§ Entries shown
>>

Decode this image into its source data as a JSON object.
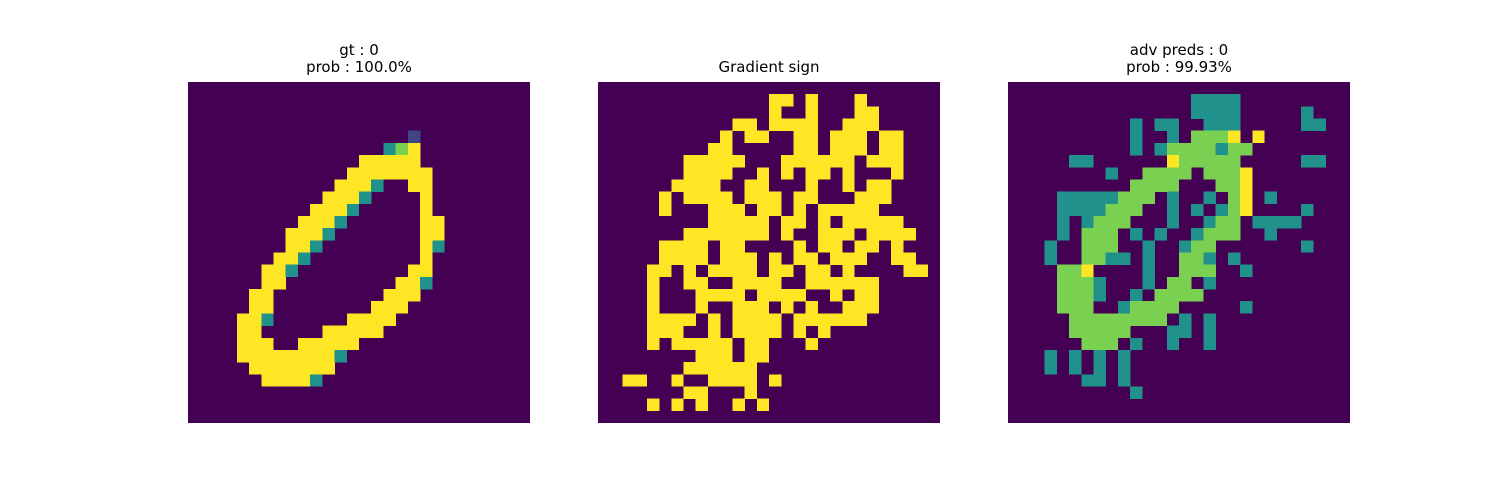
{
  "figure": {
    "panels": [
      {
        "title_lines": [
          "gt : 0",
          "prob : 100.0%"
        ]
      },
      {
        "title_lines": [
          "Gradient sign"
        ]
      },
      {
        "title_lines": [
          "adv preds : 0",
          "prob : 99.93%"
        ]
      }
    ]
  },
  "chart_data": [
    {
      "type": "heatmap",
      "title": "gt : 0\nprob : 100.0%",
      "colormap": "viridis",
      "colors": {
        "background": "#440154",
        "low": "#414487",
        "mid": "#21918c",
        "high": "#7ad151",
        "max": "#fde725"
      },
      "shape": [
        28,
        28
      ],
      "rows": [
        "............................",
        "............................",
        "............................",
        "............................",
        "..................0.........",
        "................132.........",
        "..............22222.........",
        ".............2222222........",
        "............2221..22........",
        "...........2221....2........",
        "..........2221.....2........",
        ".........2221......22.......",
        "........2221.......22.......",
        "........221........21.......",
        ".......221.........2........",
        "......221.........22........",
        "......22.........221........",
        ".....22.........222.........",
        ".....22........222..........",
        "....221......2222...........",
        "....22.....22222............",
        "....222..22222..............",
        "....222222221...............",
        ".....2222222................",
        "......22221.................",
        "............................",
        "............................",
        "............................"
      ],
      "axes": "off"
    },
    {
      "type": "heatmap",
      "title": "Gradient sign",
      "colormap": "viridis",
      "colors": {
        "negative": "#440154",
        "positive": "#fde725"
      },
      "shape": [
        28,
        28
      ],
      "rows": [
        "............................",
        "..............##.#...#......",
        "..............#..#...##.....",
        "...........##.####..###.....",
        "..........#.##..##.###.##...",
        ".........##.....##.###.##...",
        ".......#####...######.###...",
        ".......####..#.#.##.#...#...",
        "......####..##...#..#.##....",
        ".....#.####.###.##...###....",
        ".....#...###.##.#.#####.....",
        ".........#####.##.#.#####...",
        ".......#######.#..###.####..",
        ".....####.##....#.##.##.#...",
        ".....####.###.#.##.###..##..",
        "....##.#.####.##.##.#....##.",
        "....#..##..####..######.....",
        "....#...####.####..#.##.....",
        "....#...#..###.#.#..###.....",
        "....####.#.####.######......",
        "....###..#.####.#.#.........",
        "....#.#####.##...#..........",
        "........###.##..............",
        ".......######...............",
        "..##..#..####.#.............",
        ".......##...#...............",
        "....#.#.#..#.#..............",
        "............................"
      ],
      "axes": "off"
    },
    {
      "type": "heatmap",
      "title": "adv preds : 0\nprob : 99.93%",
      "colormap": "viridis",
      "colors": {
        "background": "#440154",
        "low": "#414487",
        "mid": "#21918c",
        "high": "#7ad151",
        "max": "#fde725"
      },
      "shape": [
        28,
        28
      ],
      "rows": [
        "............................",
        "...............1111.........",
        "...............1111.....1...",
        "..........1.11..111.....11..",
        "..........1..1.3332.2.......",
        "..........1.13333133........",
        ".....11......233333.....11..",
        "........1..3333.3334........",
        "..........3333...334........",
        "....11111333.1..1.34.1......",
        "....1111333..1.1.134....1...",
        "....1.1333...1..133.1111....",
        "....1.333.1.1..1333..1......",
        "...1..333..1..133.......1...",
        "...1..3311.1..331.1.........",
        "....334....1..333..1........",
        "....3331...1.33.1...........",
        "....3331..1.3333............",
        "....333..13333.....1........",
        ".....33333333.1.1...........",
        ".....33333...11.1...........",
        "......333.1..1..1...........",
        "...1.1.1.1..................",
        "...1.1.1.1..................",
        "......11.1..................",
        "..........1.................",
        "............................",
        "............................"
      ],
      "axes": "off"
    }
  ]
}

<<

§ Objective
Repeat the material above word for word and skip every image in it.

§ Full answer
Decode this image into its source data as a JSON object.
{
  "figure": {
    "panels": [
      {
        "title_lines": [
          "gt : 0",
          "prob : 100.0%"
        ]
      },
      {
        "title_lines": [
          "Gradient sign"
        ]
      },
      {
        "title_lines": [
          "adv preds : 0",
          "prob : 99.93%"
        ]
      }
    ]
  },
  "chart_data": [
    {
      "type": "heatmap",
      "title": "gt : 0\nprob : 100.0%",
      "colormap": "viridis",
      "colors": {
        "background": "#440154",
        "low": "#414487",
        "mid": "#21918c",
        "high": "#7ad151",
        "max": "#fde725"
      },
      "shape": [
        28,
        28
      ],
      "rows": [
        "............................",
        "............................",
        "............................",
        "............................",
        "..................0.........",
        "................132.........",
        "..............22222.........",
        ".............2222222........",
        "............2221..22........",
        "...........2221....2........",
        "..........2221.....2........",
        ".........2221......22.......",
        "........2221.......22.......",
        "........221........21.......",
        ".......221.........2........",
        "......221.........22........",
        "......22.........221........",
        ".....22.........222.........",
        ".....22........222..........",
        "....221......2222...........",
        "....22.....22222............",
        "....222..22222..............",
        "....222222221...............",
        ".....2222222................",
        "......22221.................",
        "............................",
        "............................",
        "............................"
      ],
      "axes": "off"
    },
    {
      "type": "heatmap",
      "title": "Gradient sign",
      "colormap": "viridis",
      "colors": {
        "negative": "#440154",
        "positive": "#fde725"
      },
      "shape": [
        28,
        28
      ],
      "rows": [
        "............................",
        "..............##.#...#......",
        "..............#..#...##.....",
        "...........##.####..###.....",
        "..........#.##..##.###.##...",
        ".........##.....##.###.##...",
        ".......#####...######.###...",
        ".......####..#.#.##.#...#...",
        "......####..##...#..#.##....",
        ".....#.####.###.##...###....",
        ".....#...###.##.#.#####.....",
        ".........#####.##.#.#####...",
        ".......#######.#..###.####..",
        ".....####.##....#.##.##.#...",
        ".....####.###.#.##.###..##..",
        "....##.#.####.##.##.#....##.",
        "....#..##..####..######.....",
        "....#...####.####..#.##.....",
        "....#...#..###.#.#..###.....",
        "....####.#.####.######......",
        "....###..#.####.#.#.........",
        "....#.#####.##...#..........",
        "........###.##..............",
        ".......######...............",
        "..##..#..####.#.............",
        ".......##...#...............",
        "....#.#.#..#.#..............",
        "............................"
      ],
      "axes": "off"
    },
    {
      "type": "heatmap",
      "title": "adv preds : 0\nprob : 99.93%",
      "colormap": "viridis",
      "colors": {
        "background": "#440154",
        "low": "#414487",
        "mid": "#21918c",
        "high": "#7ad151",
        "max": "#fde725"
      },
      "shape": [
        28,
        28
      ],
      "rows": [
        "............................",
        "...............1111.........",
        "...............1111.....1...",
        "..........1.11..111.....11..",
        "..........1..1.3332.2.......",
        "..........1.13333133........",
        ".....11......233333.....11..",
        "........1..3333.3334........",
        "..........3333...334........",
        "....11111333.1..1.34.1......",
        "....1111333..1.1.134....1...",
        "....1.1333...1..133.1111....",
        "....1.333.1.1..1333..1......",
        "...1..333..1..133.......1...",
        "...1..3311.1..331.1.........",
        "....334....1..333..1........",
        "....3331...1.33.1...........",
        "....3331..1.3333............",
        "....333..13333.....1........",
        ".....33333333.1.1...........",
        ".....33333...11.1...........",
        "......333.1..1..1...........",
        "...1.1.1.1..................",
        "...1.1.1.1..................",
        "......11.1..................",
        "..........1.................",
        "............................",
        "............................"
      ],
      "axes": "off"
    }
  ]
}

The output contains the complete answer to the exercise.